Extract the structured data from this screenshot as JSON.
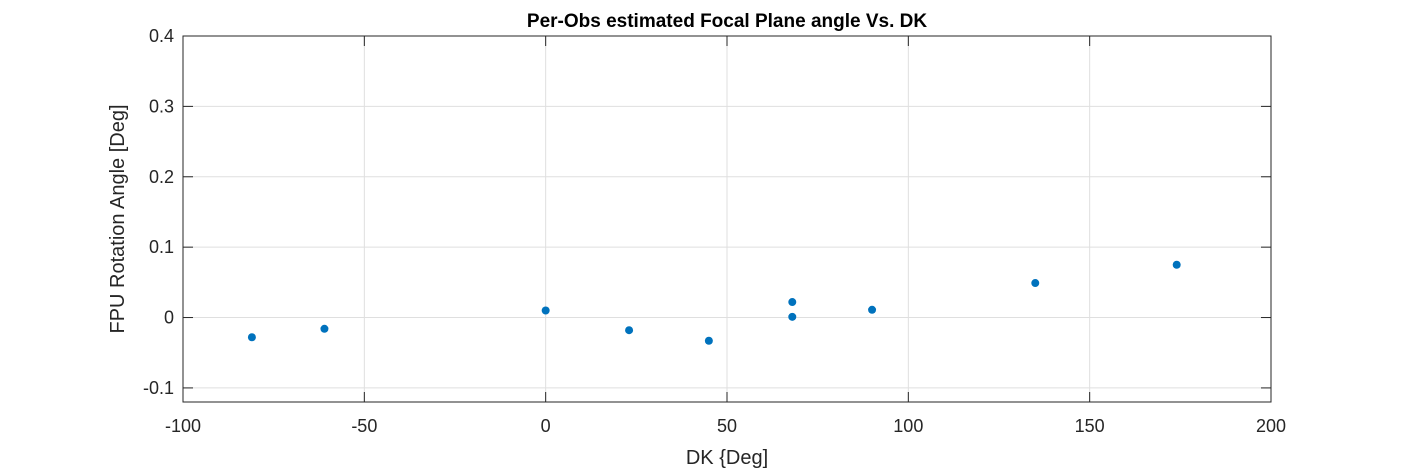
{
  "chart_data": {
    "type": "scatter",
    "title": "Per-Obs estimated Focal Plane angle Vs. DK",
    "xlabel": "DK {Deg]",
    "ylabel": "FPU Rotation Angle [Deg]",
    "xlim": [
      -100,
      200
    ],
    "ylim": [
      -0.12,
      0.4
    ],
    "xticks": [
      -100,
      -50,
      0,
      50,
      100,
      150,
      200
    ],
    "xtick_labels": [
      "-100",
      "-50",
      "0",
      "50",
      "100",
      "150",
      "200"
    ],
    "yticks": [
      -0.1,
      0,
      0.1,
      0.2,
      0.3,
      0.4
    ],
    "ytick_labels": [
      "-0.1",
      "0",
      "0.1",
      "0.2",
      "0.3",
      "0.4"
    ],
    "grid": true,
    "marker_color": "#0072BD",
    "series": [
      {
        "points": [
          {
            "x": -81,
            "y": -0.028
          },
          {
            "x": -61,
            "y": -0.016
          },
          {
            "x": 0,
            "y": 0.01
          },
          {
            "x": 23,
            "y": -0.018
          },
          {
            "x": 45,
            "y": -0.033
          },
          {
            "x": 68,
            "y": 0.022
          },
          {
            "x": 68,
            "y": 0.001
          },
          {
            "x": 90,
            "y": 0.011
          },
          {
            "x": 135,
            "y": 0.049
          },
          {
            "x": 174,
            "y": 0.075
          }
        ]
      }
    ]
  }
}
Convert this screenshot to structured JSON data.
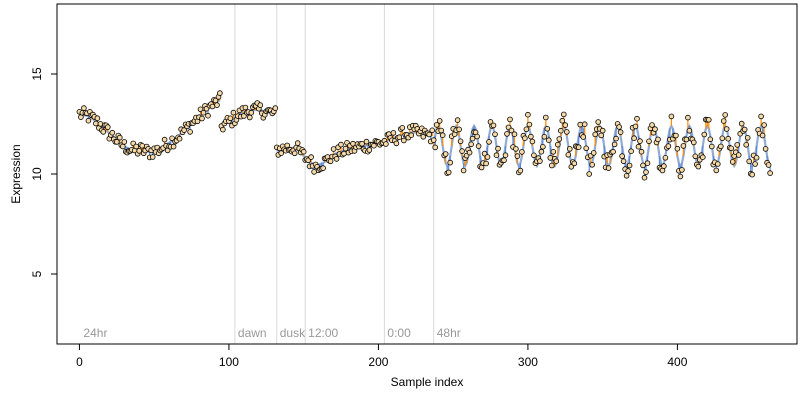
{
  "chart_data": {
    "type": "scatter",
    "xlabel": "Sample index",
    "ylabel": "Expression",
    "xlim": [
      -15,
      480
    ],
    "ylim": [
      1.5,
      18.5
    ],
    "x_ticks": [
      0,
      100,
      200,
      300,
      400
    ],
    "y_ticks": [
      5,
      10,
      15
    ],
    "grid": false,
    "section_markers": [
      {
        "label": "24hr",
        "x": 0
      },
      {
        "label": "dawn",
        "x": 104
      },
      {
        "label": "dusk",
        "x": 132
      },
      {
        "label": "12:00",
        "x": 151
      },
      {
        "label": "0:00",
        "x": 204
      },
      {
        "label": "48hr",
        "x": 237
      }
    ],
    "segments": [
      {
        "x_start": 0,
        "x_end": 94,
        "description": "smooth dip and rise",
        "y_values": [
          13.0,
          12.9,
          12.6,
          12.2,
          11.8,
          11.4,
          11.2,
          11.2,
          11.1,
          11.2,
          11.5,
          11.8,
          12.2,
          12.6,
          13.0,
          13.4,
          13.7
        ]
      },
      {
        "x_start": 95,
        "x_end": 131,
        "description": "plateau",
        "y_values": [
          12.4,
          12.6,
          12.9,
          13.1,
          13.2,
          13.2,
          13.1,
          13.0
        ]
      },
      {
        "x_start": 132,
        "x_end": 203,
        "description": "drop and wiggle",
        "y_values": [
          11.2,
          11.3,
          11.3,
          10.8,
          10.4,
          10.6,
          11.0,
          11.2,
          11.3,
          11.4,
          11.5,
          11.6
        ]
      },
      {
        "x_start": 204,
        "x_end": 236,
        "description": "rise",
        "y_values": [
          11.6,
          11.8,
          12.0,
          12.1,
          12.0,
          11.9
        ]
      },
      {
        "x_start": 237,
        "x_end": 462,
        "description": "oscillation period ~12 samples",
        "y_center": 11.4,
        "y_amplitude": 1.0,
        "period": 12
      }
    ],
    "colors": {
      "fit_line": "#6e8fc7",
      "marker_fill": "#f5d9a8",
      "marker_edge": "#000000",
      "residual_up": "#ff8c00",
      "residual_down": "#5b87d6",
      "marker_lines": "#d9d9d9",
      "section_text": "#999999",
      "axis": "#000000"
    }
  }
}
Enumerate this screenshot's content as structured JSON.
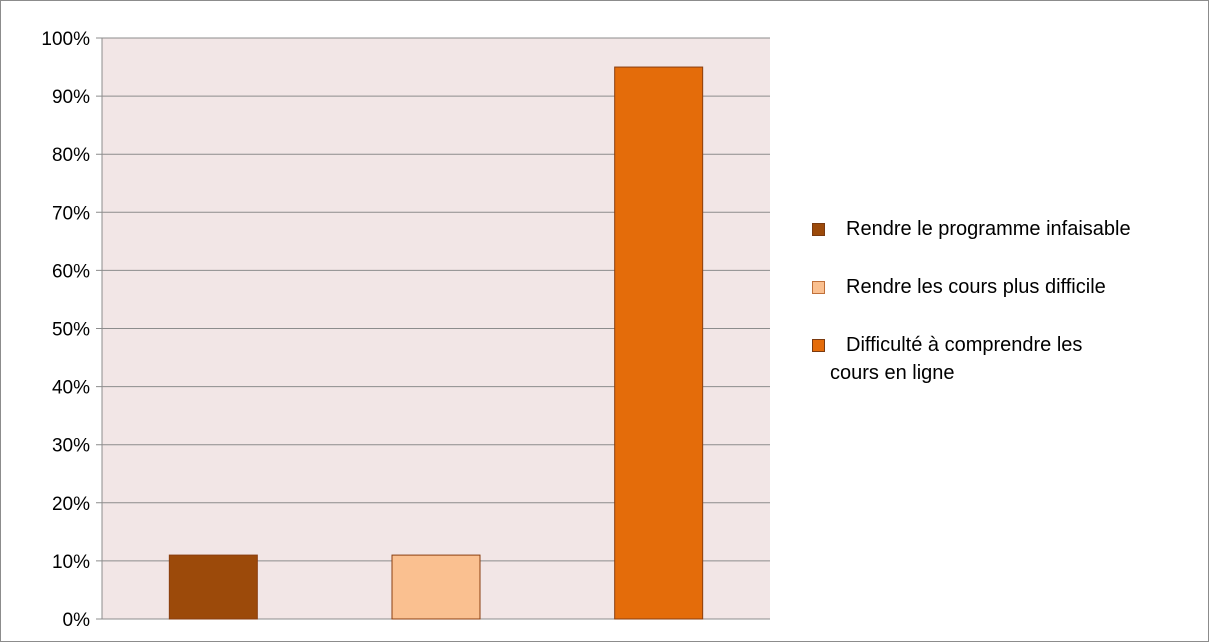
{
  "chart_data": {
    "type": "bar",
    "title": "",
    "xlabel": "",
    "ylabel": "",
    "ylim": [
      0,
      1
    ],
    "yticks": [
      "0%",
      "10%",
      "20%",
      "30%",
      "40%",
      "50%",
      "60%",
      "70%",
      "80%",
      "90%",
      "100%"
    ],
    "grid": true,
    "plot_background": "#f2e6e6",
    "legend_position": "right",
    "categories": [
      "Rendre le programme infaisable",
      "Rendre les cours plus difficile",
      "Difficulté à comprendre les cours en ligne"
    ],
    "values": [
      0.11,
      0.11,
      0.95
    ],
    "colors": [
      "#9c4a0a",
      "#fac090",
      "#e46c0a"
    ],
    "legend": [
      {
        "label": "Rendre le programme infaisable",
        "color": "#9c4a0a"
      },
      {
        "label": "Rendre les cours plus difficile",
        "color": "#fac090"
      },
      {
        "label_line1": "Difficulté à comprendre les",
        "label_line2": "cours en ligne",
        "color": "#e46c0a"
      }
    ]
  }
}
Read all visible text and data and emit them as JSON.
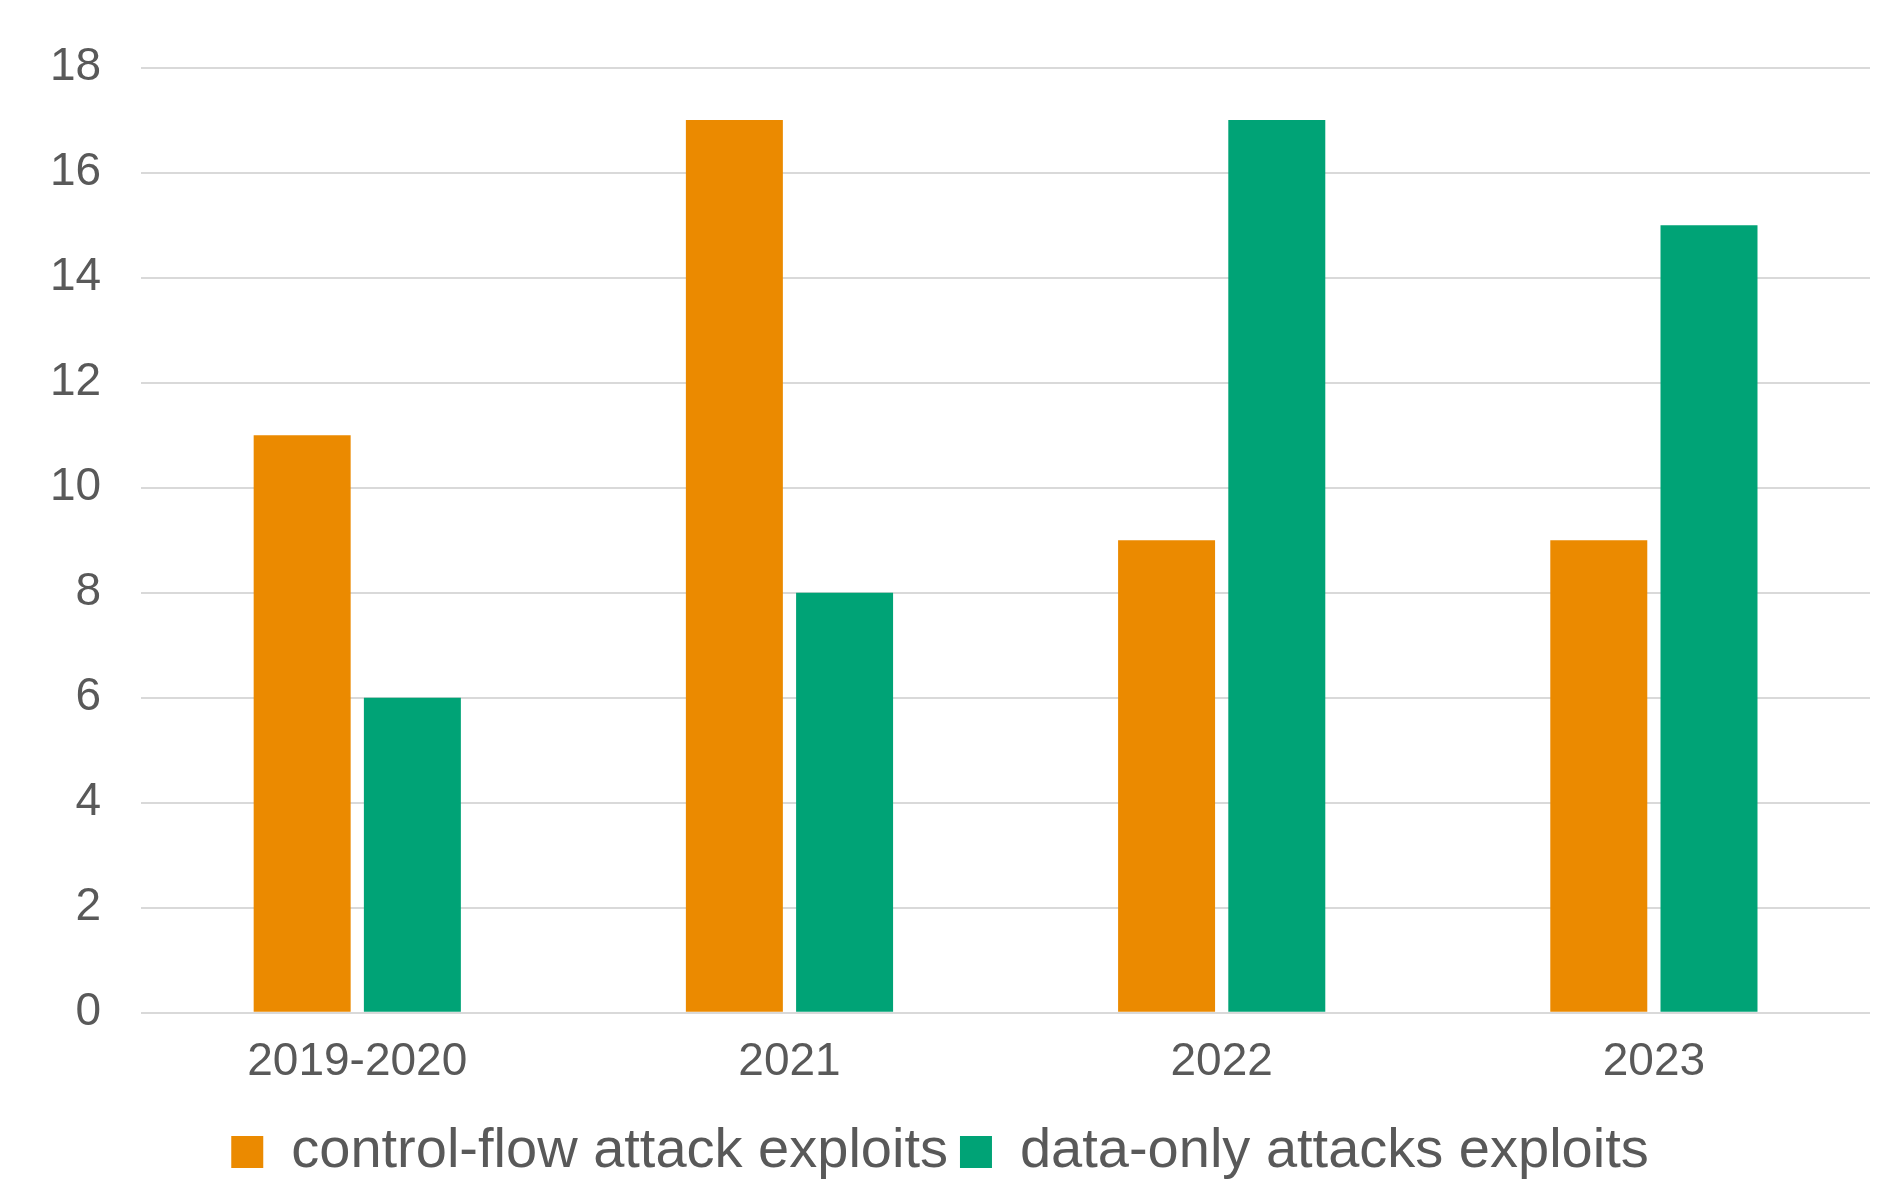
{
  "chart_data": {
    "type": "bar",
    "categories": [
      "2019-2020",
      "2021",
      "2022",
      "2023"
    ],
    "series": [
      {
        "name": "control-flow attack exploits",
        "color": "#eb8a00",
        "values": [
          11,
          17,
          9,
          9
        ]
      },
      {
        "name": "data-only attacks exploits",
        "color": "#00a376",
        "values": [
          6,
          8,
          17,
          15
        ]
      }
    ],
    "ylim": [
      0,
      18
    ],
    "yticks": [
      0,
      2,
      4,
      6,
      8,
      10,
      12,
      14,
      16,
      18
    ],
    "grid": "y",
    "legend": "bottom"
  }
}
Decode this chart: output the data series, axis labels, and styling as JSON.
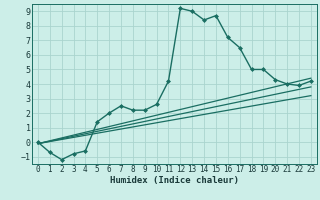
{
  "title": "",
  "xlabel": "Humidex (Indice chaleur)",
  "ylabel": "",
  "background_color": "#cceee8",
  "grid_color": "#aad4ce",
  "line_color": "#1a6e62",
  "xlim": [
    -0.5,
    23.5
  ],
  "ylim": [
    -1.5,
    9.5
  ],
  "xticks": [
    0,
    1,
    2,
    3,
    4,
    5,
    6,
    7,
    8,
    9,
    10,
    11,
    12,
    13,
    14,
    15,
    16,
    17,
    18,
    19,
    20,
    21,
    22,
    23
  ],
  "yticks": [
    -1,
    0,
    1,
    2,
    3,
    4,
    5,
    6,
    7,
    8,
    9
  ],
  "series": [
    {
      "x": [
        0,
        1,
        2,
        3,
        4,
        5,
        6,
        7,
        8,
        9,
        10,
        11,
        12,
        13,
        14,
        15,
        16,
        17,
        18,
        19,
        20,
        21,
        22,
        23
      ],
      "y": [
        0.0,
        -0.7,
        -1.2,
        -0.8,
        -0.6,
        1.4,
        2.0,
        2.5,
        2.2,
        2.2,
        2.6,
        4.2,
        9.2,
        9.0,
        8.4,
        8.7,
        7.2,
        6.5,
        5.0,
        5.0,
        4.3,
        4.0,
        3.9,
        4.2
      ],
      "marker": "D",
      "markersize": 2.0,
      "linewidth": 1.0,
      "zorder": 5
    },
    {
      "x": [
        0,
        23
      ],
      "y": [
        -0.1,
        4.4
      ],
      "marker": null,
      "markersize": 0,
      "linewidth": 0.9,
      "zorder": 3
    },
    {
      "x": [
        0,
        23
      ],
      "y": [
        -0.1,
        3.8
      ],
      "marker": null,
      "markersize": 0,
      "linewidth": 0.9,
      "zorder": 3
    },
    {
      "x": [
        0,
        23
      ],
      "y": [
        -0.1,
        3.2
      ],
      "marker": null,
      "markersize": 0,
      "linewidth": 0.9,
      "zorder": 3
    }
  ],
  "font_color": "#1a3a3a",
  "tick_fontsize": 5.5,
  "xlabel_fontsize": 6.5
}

▬▬▬▬▬▬▬▬▬▬

**WRITTEN EXERCISE:**
The required answer is a single number: the count of lines in the entries that hold the string "rise".

**THE COMPLETED TASK:**
2